■ Your task: Each entry must be reproduced precisely as it stands.

─── Excerpted records

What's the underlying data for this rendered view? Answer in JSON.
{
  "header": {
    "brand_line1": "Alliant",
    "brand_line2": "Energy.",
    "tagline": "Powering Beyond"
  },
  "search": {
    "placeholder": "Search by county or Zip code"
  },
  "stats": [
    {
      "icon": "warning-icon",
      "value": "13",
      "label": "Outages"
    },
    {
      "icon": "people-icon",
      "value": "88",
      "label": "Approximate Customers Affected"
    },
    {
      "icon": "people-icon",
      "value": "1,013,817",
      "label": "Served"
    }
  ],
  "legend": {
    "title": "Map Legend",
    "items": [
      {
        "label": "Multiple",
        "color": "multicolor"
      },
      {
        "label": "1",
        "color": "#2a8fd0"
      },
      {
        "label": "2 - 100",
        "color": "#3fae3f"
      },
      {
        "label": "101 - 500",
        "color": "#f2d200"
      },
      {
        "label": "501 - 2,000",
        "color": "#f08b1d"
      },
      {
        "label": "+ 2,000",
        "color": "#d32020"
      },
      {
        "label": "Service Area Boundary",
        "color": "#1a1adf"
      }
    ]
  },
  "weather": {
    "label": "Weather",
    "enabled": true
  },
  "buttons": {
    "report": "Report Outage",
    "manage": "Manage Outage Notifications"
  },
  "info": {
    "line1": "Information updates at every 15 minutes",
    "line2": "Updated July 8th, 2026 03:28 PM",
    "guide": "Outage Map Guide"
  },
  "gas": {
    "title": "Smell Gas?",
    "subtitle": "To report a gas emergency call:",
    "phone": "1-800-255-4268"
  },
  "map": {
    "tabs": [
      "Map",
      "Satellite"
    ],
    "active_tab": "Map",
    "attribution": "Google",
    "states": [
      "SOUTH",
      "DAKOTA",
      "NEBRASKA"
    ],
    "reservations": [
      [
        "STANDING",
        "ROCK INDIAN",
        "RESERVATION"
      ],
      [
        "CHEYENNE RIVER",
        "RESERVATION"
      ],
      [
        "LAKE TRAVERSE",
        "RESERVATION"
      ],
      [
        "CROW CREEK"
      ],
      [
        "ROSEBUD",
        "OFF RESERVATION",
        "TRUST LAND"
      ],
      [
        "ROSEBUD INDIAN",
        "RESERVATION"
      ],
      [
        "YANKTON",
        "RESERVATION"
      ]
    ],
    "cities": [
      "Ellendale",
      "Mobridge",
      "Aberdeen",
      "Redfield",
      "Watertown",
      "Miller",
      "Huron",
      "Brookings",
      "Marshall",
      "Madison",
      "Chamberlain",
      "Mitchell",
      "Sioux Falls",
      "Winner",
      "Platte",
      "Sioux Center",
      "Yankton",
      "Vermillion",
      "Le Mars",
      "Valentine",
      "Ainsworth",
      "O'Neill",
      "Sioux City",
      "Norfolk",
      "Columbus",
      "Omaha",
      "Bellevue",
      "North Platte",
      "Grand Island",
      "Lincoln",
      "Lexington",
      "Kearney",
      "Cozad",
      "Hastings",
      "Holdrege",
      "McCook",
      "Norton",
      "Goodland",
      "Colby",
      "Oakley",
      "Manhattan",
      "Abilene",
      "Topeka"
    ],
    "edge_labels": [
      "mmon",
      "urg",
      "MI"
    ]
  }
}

──────

■ Solution:
What's the underlying data for this rendered view? Answer in JSON.
{
  "header": {
    "brand_line1": "Alliant",
    "brand_line2": "Energy.",
    "tagline": "Powering Beyond"
  },
  "search": {
    "placeholder": "Search by county or Zip code"
  },
  "stats": [
    {
      "icon": "warning-icon",
      "value": "13",
      "label": "Outages"
    },
    {
      "icon": "people-icon",
      "value": "88",
      "label": "Approximate Customers Affected"
    },
    {
      "icon": "people-icon",
      "value": "1,013,817",
      "label": "Served"
    }
  ],
  "legend": {
    "title": "Map Legend",
    "items": [
      {
        "label": "Multiple",
        "color": "multicolor"
      },
      {
        "label": "1",
        "color": "#2a8fd0"
      },
      {
        "label": "2 - 100",
        "color": "#3fae3f"
      },
      {
        "label": "101 - 500",
        "color": "#f2d200"
      },
      {
        "label": "501 - 2,000",
        "color": "#f08b1d"
      },
      {
        "label": "+ 2,000",
        "color": "#d32020"
      },
      {
        "label": "Service Area Boundary",
        "color": "#1a1adf"
      }
    ]
  },
  "weather": {
    "label": "Weather",
    "enabled": true
  },
  "buttons": {
    "report": "Report Outage",
    "manage": "Manage Outage Notifications"
  },
  "info": {
    "line1": "Information updates at every 15 minutes",
    "line2": "Updated July 8th, 2026 03:28 PM",
    "guide": "Outage Map Guide"
  },
  "gas": {
    "title": "Smell Gas?",
    "subtitle": "To report a gas emergency call:",
    "phone": "1-800-255-4268"
  },
  "map": {
    "tabs": [
      "Map",
      "Satellite"
    ],
    "active_tab": "Map",
    "attribution": "Google",
    "states": [
      "SOUTH",
      "DAKOTA",
      "NEBRASKA"
    ],
    "reservations": [
      [
        "STANDING",
        "ROCK INDIAN",
        "RESERVATION"
      ],
      [
        "CHEYENNE RIVER",
        "RESERVATION"
      ],
      [
        "LAKE TRAVERSE",
        "RESERVATION"
      ],
      [
        "CROW CREEK"
      ],
      [
        "ROSEBUD",
        "OFF RESERVATION",
        "TRUST LAND"
      ],
      [
        "ROSEBUD INDIAN",
        "RESERVATION"
      ],
      [
        "YANKTON",
        "RESERVATION"
      ]
    ],
    "cities": [
      "Ellendale",
      "Mobridge",
      "Aberdeen",
      "Redfield",
      "Watertown",
      "Miller",
      "Huron",
      "Brookings",
      "Marshall",
      "Madison",
      "Chamberlain",
      "Mitchell",
      "Sioux Falls",
      "Winner",
      "Platte",
      "Sioux Center",
      "Yankton",
      "Vermillion",
      "Le Mars",
      "Valentine",
      "Ainsworth",
      "O'Neill",
      "Sioux City",
      "Norfolk",
      "Columbus",
      "Omaha",
      "Bellevue",
      "North Platte",
      "Grand Island",
      "Lincoln",
      "Lexington",
      "Kearney",
      "Cozad",
      "Hastings",
      "Holdrege",
      "McCook",
      "Norton",
      "Goodland",
      "Colby",
      "Oakley",
      "Manhattan",
      "Abilene",
      "Topeka"
    ],
    "edge_labels": [
      "mmon",
      "urg",
      "MI"
    ]
  }
}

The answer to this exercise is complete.